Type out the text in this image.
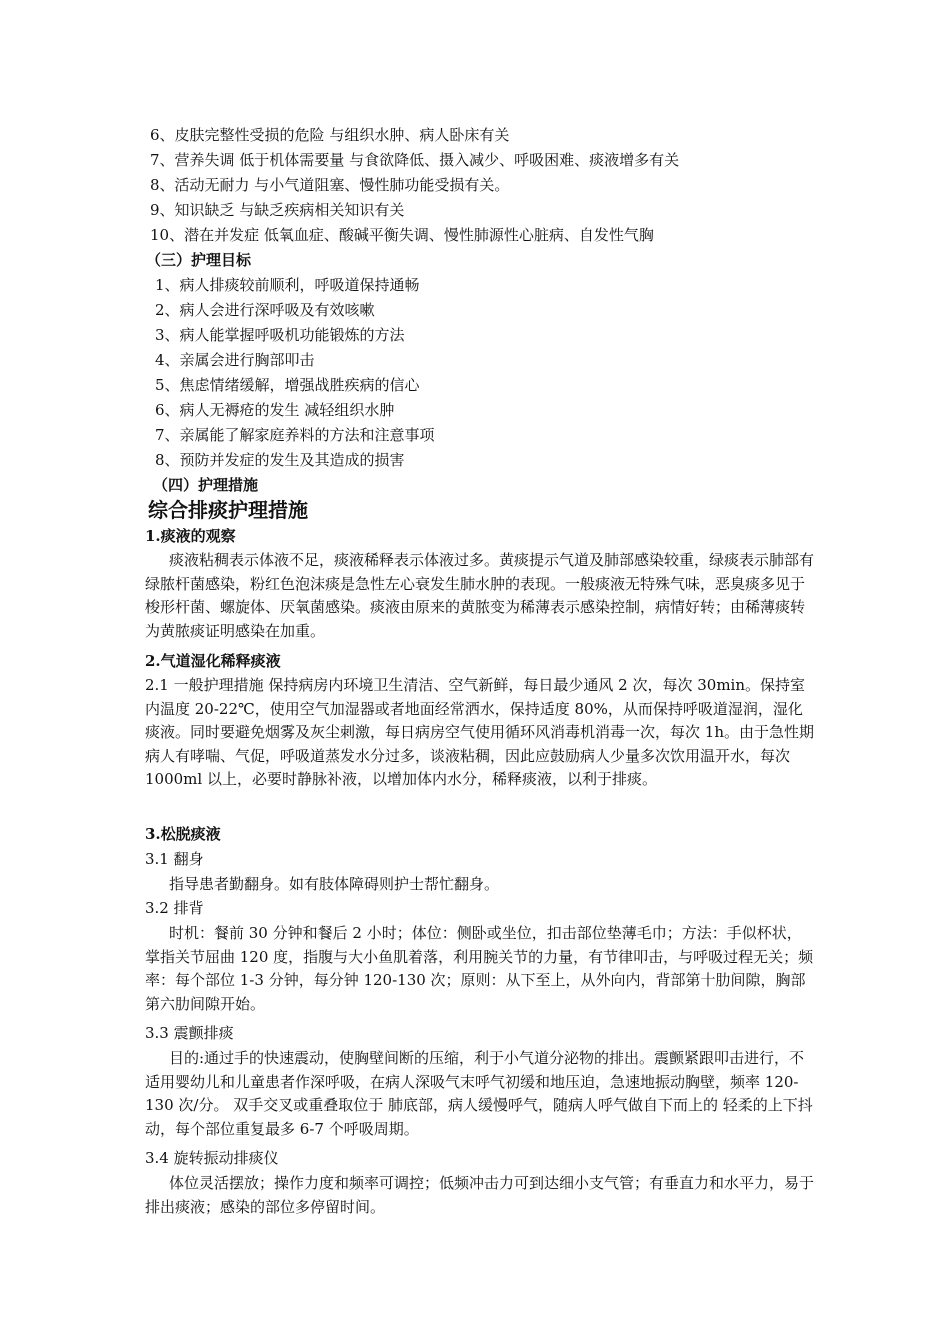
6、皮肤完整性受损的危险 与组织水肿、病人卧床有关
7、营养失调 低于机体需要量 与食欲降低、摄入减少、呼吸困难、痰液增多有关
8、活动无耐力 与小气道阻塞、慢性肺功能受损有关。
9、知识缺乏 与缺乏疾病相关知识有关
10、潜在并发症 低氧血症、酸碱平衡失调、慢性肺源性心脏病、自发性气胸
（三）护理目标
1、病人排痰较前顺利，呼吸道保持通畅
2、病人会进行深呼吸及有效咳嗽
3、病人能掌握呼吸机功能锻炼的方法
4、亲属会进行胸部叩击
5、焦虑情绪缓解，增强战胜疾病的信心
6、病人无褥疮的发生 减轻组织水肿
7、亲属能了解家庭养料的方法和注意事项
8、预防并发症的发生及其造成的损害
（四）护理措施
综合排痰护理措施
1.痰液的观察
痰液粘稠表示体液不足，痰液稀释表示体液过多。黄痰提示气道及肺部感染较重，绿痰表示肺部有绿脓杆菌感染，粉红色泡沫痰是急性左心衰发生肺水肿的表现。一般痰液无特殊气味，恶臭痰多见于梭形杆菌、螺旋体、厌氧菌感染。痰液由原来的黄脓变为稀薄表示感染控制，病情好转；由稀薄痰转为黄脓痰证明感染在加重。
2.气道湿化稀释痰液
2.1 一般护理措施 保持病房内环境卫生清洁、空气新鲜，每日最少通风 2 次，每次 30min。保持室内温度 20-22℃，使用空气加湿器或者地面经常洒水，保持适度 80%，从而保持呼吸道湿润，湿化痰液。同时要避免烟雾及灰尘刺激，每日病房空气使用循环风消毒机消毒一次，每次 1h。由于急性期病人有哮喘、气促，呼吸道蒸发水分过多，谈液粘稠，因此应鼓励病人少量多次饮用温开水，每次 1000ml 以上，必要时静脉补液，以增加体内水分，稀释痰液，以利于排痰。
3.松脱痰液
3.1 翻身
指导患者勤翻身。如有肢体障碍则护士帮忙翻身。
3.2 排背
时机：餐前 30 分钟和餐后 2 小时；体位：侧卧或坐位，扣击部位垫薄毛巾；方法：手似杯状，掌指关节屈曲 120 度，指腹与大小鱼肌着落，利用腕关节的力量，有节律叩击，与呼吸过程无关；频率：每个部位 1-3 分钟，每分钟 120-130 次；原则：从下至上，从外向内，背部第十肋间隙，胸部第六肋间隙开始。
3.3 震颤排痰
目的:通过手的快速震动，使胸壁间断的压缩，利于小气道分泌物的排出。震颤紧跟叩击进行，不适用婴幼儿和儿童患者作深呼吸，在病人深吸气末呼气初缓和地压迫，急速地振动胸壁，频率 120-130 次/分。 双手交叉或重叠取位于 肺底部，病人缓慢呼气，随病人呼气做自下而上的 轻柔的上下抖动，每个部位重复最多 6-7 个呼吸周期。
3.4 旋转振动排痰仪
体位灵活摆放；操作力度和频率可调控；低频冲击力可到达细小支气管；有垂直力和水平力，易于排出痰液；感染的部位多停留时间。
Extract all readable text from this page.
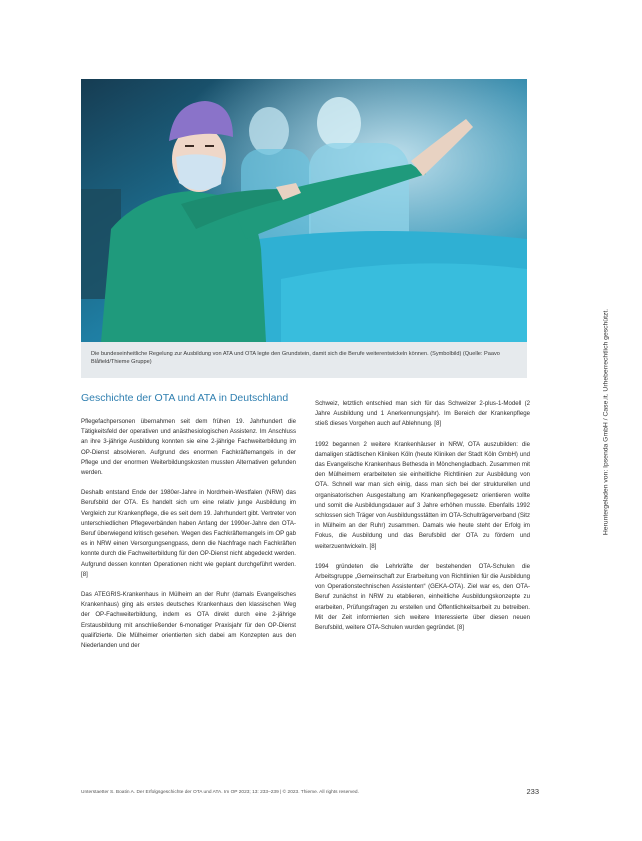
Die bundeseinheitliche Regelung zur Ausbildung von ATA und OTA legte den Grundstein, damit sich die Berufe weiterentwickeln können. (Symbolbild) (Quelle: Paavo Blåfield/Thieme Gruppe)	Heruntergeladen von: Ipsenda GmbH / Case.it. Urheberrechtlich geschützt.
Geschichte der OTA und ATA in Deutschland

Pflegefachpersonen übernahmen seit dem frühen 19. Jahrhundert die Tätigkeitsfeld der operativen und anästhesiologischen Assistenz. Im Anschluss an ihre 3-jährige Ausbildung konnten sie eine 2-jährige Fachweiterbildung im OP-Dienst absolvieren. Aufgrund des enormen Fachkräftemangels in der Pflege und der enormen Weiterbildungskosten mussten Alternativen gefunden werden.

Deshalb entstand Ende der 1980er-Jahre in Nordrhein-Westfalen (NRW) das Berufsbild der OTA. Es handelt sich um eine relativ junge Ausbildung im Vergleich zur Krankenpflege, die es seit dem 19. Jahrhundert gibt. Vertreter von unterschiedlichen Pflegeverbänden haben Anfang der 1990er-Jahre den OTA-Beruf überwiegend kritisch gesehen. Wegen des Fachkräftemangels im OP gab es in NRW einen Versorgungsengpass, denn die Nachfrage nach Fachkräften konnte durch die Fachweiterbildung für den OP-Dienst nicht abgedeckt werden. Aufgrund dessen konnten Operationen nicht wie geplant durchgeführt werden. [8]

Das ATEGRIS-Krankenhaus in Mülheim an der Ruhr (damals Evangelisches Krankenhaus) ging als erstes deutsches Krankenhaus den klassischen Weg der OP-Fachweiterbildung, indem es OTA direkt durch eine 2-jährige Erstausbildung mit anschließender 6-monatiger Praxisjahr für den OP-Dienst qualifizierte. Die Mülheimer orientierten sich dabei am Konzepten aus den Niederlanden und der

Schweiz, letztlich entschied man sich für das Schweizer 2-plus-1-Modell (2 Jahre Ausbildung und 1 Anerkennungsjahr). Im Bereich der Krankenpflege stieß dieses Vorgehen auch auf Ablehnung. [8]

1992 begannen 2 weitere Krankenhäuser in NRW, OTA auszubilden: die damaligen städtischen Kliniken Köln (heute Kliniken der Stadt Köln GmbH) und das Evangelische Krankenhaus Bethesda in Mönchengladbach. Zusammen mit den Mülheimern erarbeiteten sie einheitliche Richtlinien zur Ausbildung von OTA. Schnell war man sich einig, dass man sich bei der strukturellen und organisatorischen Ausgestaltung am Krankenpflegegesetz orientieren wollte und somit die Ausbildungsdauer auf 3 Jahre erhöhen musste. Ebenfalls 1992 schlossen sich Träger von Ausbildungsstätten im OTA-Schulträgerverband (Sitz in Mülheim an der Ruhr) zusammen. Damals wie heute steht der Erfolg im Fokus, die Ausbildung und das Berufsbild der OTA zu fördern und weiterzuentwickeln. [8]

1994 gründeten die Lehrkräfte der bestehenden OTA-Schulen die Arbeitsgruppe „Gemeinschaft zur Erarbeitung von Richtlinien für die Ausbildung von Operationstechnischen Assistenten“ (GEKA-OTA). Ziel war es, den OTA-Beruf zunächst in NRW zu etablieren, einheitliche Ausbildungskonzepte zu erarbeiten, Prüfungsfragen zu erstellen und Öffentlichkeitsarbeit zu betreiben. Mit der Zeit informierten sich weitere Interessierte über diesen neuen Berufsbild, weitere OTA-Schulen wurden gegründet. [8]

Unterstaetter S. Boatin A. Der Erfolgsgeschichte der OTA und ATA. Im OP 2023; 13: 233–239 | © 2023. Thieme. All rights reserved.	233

• Task
Make an exact copy of every record, pictures excluded.

• Exercise answer
Type out the text in this image.
6、皮肤完整性受损的危险 与组织水肿、病人卧床有关
7、营养失调 低于机体需要量 与食欲降低、摄入减少、呼吸困难、痰液增多有关
8、活动无耐力 与小气道阻塞、慢性肺功能受损有关。
9、知识缺乏 与缺乏疾病相关知识有关
10、潜在并发症 低氧血症、酸碱平衡失调、慢性肺源性心脏病、自发性气胸
（三）护理目标
1、病人排痰较前顺利，呼吸道保持通畅
2、病人会进行深呼吸及有效咳嗽
3、病人能掌握呼吸机功能锻炼的方法
4、亲属会进行胸部叩击
5、焦虑情绪缓解，增强战胜疾病的信心
6、病人无褥疮的发生 减轻组织水肿
7、亲属能了解家庭养料的方法和注意事项
8、预防并发症的发生及其造成的损害
（四）护理措施
综合排痰护理措施
1.痰液的观察
痰液粘稠表示体液不足，痰液稀释表示体液过多。黄痰提示气道及肺部感染较重，绿痰表示肺部有绿脓杆菌感染，粉红色泡沫痰是急性左心衰发生肺水肿的表现。一般痰液无特殊气味，恶臭痰多见于梭形杆菌、螺旋体、厌氧菌感染。痰液由原来的黄脓变为稀薄表示感染控制，病情好转；由稀薄痰转为黄脓痰证明感染在加重。
2.气道湿化稀释痰液
2.1 一般护理措施 保持病房内环境卫生清洁、空气新鲜，每日最少通风 2 次，每次 30min。保持室内温度 20-22℃，使用空气加湿器或者地面经常洒水，保持适度 80%，从而保持呼吸道湿润，湿化痰液。同时要避免烟雾及灰尘刺激，每日病房空气使用循环风消毒机消毒一次，每次 1h。由于急性期病人有哮喘、气促，呼吸道蒸发水分过多，谈液粘稠，因此应鼓励病人少量多次饮用温开水，每次 1000ml 以上，必要时静脉补液，以增加体内水分，稀释痰液，以利于排痰。
3.松脱痰液
3.1 翻身
指导患者勤翻身。如有肢体障碍则护士帮忙翻身。
3.2 排背
时机：餐前 30 分钟和餐后 2 小时；体位：侧卧或坐位，扣击部位垫薄毛巾；方法：手似杯状，掌指关节屈曲 120 度，指腹与大小鱼肌着落，利用腕关节的力量，有节律叩击，与呼吸过程无关；频率：每个部位 1-3 分钟，每分钟 120-130 次；原则：从下至上，从外向内，背部第十肋间隙，胸部第六肋间隙开始。
3.3 震颤排痰
目的:通过手的快速震动，使胸壁间断的压缩，利于小气道分泌物的排出。震颤紧跟叩击进行，不适用婴幼儿和儿童患者作深呼吸，在病人深吸气末呼气初缓和地压迫，急速地振动胸壁，频率 120-130 次/分。 双手交叉或重叠取位于 肺底部，病人缓慢呼气，随病人呼气做自下而上的 轻柔的上下抖动，每个部位重复最多 6-7 个呼吸周期。
3.4 旋转振动排痰仪
体位灵活摆放；操作力度和频率可调控；低频冲击力可到达细小支气管；有垂直力和水平力，易于排出痰液；感染的部位多停留时间。
Extract all readable text from this page.
Die bundeseinheitliche Regelung zur Ausbildung von ATA und OTA legte den Grundstein, damit sich die Berufe weiterentwickeln können. (Symbolbild) (Quelle: Paavo Blåfield/Thieme Gruppe)	Heruntergeladen von: Ipsenda GmbH / Case.it. Urheberrechtlich geschützt.
Geschichte der OTA und ATA in Deutschland

Pflegefachpersonen übernahmen seit dem frühen 19. Jahrhundert die Tätigkeitsfeld der operativen und anästhesiologischen Assistenz. Im Anschluss an ihre 3-jährige Ausbildung konnten sie eine 2-jährige Fachweiterbildung im OP-Dienst absolvieren. Aufgrund des enormen Fachkräftemangels in der Pflege und der enormen Weiterbildungskosten mussten Alternativen gefunden werden.

Deshalb entstand Ende der 1980er-Jahre in Nordrhein-Westfalen (NRW) das Berufsbild der OTA. Es handelt sich um eine relativ junge Ausbildung im Vergleich zur Krankenpflege, die es seit dem 19. Jahrhundert gibt. Vertreter von unterschiedlichen Pflegeverbänden haben Anfang der 1990er-Jahre den OTA-Beruf überwiegend kritisch gesehen. Wegen des Fachkräftemangels im OP gab es in NRW einen Versorgungsengpass, denn die Nachfrage nach Fachkräften konnte durch die Fachweiterbildung für den OP-Dienst nicht abgedeckt werden. Aufgrund dessen konnten Operationen nicht wie geplant durchgeführt werden. [8]

Das ATEGRIS-Krankenhaus in Mülheim an der Ruhr (damals Evangelisches Krankenhaus) ging als erstes deutsches Krankenhaus den klassischen Weg der OP-Fachweiterbildung, indem es OTA direkt durch eine 2-jährige Erstausbildung mit anschließender 6-monatiger Praxisjahr für den OP-Dienst qualifizierte. Die Mülheimer orientierten sich dabei am Konzepten aus den Niederlanden und der

Schweiz, letztlich entschied man sich für das Schweizer 2-plus-1-Modell (2 Jahre Ausbildung und 1 Anerkennungsjahr). Im Bereich der Krankenpflege stieß dieses Vorgehen auch auf Ablehnung. [8]

1992 begannen 2 weitere Krankenhäuser in NRW, OTA auszubilden: die damaligen städtischen Kliniken Köln (heute Kliniken der Stadt Köln GmbH) und das Evangelische Krankenhaus Bethesda in Mönchengladbach. Zusammen mit den Mülheimern erarbeiteten sie einheitliche Richtlinien zur Ausbildung von OTA. Schnell war man sich einig, dass man sich bei der strukturellen und organisatorischen Ausgestaltung am Krankenpflegegesetz orientieren wollte und somit die Ausbildungsdauer auf 3 Jahre erhöhen musste. Ebenfalls 1992 schlossen sich Träger von Ausbildungsstätten im OTA-Schulträgerverband (Sitz in Mülheim an der Ruhr) zusammen. Damals wie heute steht der Erfolg im Fokus, die Ausbildung und das Berufsbild der OTA zu fördern und weiterzuentwickeln. [8]

1994 gründeten die Lehrkräfte der bestehenden OTA-Schulen die Arbeitsgruppe „Gemeinschaft zur Erarbeitung von Richtlinien für die Ausbildung von Operationstechnischen Assistenten“ (GEKA-OTA). Ziel war es, den OTA-Beruf zunächst in NRW zu etablieren, einheitliche Ausbildungskonzepte zu erarbeiten, Prüfungsfragen zu erstellen und Öffentlichkeitsarbeit zu betreiben. Mit der Zeit informierten sich weitere Interessierte über diesen neuen Berufsbild, weitere OTA-Schulen wurden gegründet. [8]

Unterstaetter S. Boatin A. Der Erfolgsgeschichte der OTA und ATA. Im OP 2023; 13: 233–239 | © 2023. Thieme. All rights reserved.	233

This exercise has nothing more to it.